Material provided.
▼▼▼
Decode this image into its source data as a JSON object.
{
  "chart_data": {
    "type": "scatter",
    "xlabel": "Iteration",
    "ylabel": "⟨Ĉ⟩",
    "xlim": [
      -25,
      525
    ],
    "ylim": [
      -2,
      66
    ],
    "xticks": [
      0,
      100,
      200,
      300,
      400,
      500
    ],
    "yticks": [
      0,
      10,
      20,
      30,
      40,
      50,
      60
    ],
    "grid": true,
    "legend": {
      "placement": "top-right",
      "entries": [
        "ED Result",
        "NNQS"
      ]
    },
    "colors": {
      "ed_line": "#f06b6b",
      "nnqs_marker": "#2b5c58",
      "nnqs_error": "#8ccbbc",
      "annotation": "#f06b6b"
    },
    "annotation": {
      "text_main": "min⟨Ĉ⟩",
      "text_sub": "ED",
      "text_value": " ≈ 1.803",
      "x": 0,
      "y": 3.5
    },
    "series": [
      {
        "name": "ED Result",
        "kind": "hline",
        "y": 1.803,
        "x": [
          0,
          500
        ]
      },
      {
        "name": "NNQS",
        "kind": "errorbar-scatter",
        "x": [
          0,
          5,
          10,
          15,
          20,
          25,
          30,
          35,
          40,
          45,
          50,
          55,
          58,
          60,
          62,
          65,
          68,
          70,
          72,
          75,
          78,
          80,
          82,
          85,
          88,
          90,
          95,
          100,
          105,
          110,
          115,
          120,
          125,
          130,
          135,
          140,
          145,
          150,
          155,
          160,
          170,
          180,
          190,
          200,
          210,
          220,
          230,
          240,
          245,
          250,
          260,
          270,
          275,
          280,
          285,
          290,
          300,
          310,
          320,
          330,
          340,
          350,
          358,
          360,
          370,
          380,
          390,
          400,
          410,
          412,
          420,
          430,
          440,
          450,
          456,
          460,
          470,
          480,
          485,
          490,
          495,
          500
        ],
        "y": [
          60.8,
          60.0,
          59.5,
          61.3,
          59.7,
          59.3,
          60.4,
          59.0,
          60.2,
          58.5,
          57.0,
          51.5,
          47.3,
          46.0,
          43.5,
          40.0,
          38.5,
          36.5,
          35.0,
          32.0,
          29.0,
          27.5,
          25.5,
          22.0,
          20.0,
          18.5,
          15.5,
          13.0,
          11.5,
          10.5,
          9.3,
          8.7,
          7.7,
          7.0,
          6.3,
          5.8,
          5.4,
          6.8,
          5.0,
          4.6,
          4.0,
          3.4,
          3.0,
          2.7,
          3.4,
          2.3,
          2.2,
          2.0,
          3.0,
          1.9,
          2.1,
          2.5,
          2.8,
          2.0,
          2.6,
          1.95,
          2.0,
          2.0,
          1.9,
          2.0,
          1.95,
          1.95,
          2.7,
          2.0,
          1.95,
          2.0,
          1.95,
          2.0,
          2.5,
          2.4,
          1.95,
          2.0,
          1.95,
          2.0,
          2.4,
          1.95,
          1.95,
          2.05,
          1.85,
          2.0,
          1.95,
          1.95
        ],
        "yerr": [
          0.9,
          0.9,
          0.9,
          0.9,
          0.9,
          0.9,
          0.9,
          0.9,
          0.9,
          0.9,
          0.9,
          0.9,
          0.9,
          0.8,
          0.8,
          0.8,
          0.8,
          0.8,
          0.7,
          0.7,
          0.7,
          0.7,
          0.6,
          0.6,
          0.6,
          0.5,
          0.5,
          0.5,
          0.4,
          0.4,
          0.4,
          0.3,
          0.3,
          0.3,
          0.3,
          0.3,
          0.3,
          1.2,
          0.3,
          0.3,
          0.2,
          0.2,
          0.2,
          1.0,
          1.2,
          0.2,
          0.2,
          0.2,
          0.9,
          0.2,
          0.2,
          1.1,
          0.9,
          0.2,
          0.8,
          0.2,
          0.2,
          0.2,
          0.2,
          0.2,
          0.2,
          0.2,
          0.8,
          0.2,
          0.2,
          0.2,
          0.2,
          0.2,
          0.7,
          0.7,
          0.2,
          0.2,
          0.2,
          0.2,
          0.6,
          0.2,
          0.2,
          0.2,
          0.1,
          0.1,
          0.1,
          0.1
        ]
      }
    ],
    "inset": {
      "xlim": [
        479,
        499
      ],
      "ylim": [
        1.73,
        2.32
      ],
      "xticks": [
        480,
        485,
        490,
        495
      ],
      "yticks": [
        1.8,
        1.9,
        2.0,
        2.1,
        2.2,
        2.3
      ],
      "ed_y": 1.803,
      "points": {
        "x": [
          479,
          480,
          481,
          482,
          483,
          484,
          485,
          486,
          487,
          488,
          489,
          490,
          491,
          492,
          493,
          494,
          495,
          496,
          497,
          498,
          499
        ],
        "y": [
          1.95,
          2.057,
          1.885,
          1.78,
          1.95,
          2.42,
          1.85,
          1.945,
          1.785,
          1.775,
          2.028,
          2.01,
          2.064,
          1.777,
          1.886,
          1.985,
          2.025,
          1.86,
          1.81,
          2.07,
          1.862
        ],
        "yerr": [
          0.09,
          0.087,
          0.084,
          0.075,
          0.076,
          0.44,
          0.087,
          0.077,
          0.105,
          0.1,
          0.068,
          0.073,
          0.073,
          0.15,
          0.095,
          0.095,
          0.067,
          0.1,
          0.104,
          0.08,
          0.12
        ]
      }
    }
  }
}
▲▲▲
Prompt. Make an exact copy of the listing, including every line.

Result below.
Decode this image into its source data as a JSON object.
{
  "chart_data": {
    "type": "scatter",
    "xlabel": "Iteration",
    "ylabel": "⟨Ĉ⟩",
    "xlim": [
      -25,
      525
    ],
    "ylim": [
      -2,
      66
    ],
    "xticks": [
      0,
      100,
      200,
      300,
      400,
      500
    ],
    "yticks": [
      0,
      10,
      20,
      30,
      40,
      50,
      60
    ],
    "grid": true,
    "legend": {
      "placement": "top-right",
      "entries": [
        "ED Result",
        "NNQS"
      ]
    },
    "colors": {
      "ed_line": "#f06b6b",
      "nnqs_marker": "#2b5c58",
      "nnqs_error": "#8ccbbc",
      "annotation": "#f06b6b"
    },
    "annotation": {
      "text_main": "min⟨Ĉ⟩",
      "text_sub": "ED",
      "text_value": " ≈ 1.803",
      "x": 0,
      "y": 3.5
    },
    "series": [
      {
        "name": "ED Result",
        "kind": "hline",
        "y": 1.803,
        "x": [
          0,
          500
        ]
      },
      {
        "name": "NNQS",
        "kind": "errorbar-scatter",
        "x": [
          0,
          5,
          10,
          15,
          20,
          25,
          30,
          35,
          40,
          45,
          50,
          55,
          58,
          60,
          62,
          65,
          68,
          70,
          72,
          75,
          78,
          80,
          82,
          85,
          88,
          90,
          95,
          100,
          105,
          110,
          115,
          120,
          125,
          130,
          135,
          140,
          145,
          150,
          155,
          160,
          170,
          180,
          190,
          200,
          210,
          220,
          230,
          240,
          245,
          250,
          260,
          270,
          275,
          280,
          285,
          290,
          300,
          310,
          320,
          330,
          340,
          350,
          358,
          360,
          370,
          380,
          390,
          400,
          410,
          412,
          420,
          430,
          440,
          450,
          456,
          460,
          470,
          480,
          485,
          490,
          495,
          500
        ],
        "y": [
          60.8,
          60.0,
          59.5,
          61.3,
          59.7,
          59.3,
          60.4,
          59.0,
          60.2,
          58.5,
          57.0,
          51.5,
          47.3,
          46.0,
          43.5,
          40.0,
          38.5,
          36.5,
          35.0,
          32.0,
          29.0,
          27.5,
          25.5,
          22.0,
          20.0,
          18.5,
          15.5,
          13.0,
          11.5,
          10.5,
          9.3,
          8.7,
          7.7,
          7.0,
          6.3,
          5.8,
          5.4,
          6.8,
          5.0,
          4.6,
          4.0,
          3.4,
          3.0,
          2.7,
          3.4,
          2.3,
          2.2,
          2.0,
          3.0,
          1.9,
          2.1,
          2.5,
          2.8,
          2.0,
          2.6,
          1.95,
          2.0,
          2.0,
          1.9,
          2.0,
          1.95,
          1.95,
          2.7,
          2.0,
          1.95,
          2.0,
          1.95,
          2.0,
          2.5,
          2.4,
          1.95,
          2.0,
          1.95,
          2.0,
          2.4,
          1.95,
          1.95,
          2.05,
          1.85,
          2.0,
          1.95,
          1.95
        ],
        "yerr": [
          0.9,
          0.9,
          0.9,
          0.9,
          0.9,
          0.9,
          0.9,
          0.9,
          0.9,
          0.9,
          0.9,
          0.9,
          0.9,
          0.8,
          0.8,
          0.8,
          0.8,
          0.8,
          0.7,
          0.7,
          0.7,
          0.7,
          0.6,
          0.6,
          0.6,
          0.5,
          0.5,
          0.5,
          0.4,
          0.4,
          0.4,
          0.3,
          0.3,
          0.3,
          0.3,
          0.3,
          0.3,
          1.2,
          0.3,
          0.3,
          0.2,
          0.2,
          0.2,
          1.0,
          1.2,
          0.2,
          0.2,
          0.2,
          0.9,
          0.2,
          0.2,
          1.1,
          0.9,
          0.2,
          0.8,
          0.2,
          0.2,
          0.2,
          0.2,
          0.2,
          0.2,
          0.2,
          0.8,
          0.2,
          0.2,
          0.2,
          0.2,
          0.2,
          0.7,
          0.7,
          0.2,
          0.2,
          0.2,
          0.2,
          0.6,
          0.2,
          0.2,
          0.2,
          0.1,
          0.1,
          0.1,
          0.1
        ]
      }
    ],
    "inset": {
      "xlim": [
        479,
        499
      ],
      "ylim": [
        1.73,
        2.32
      ],
      "xticks": [
        480,
        485,
        490,
        495
      ],
      "yticks": [
        1.8,
        1.9,
        2.0,
        2.1,
        2.2,
        2.3
      ],
      "ed_y": 1.803,
      "points": {
        "x": [
          479,
          480,
          481,
          482,
          483,
          484,
          485,
          486,
          487,
          488,
          489,
          490,
          491,
          492,
          493,
          494,
          495,
          496,
          497,
          498,
          499
        ],
        "y": [
          1.95,
          2.057,
          1.885,
          1.78,
          1.95,
          2.42,
          1.85,
          1.945,
          1.785,
          1.775,
          2.028,
          2.01,
          2.064,
          1.777,
          1.886,
          1.985,
          2.025,
          1.86,
          1.81,
          2.07,
          1.862
        ],
        "yerr": [
          0.09,
          0.087,
          0.084,
          0.075,
          0.076,
          0.44,
          0.087,
          0.077,
          0.105,
          0.1,
          0.068,
          0.073,
          0.073,
          0.15,
          0.095,
          0.095,
          0.067,
          0.1,
          0.104,
          0.08,
          0.12
        ]
      }
    }
  }
}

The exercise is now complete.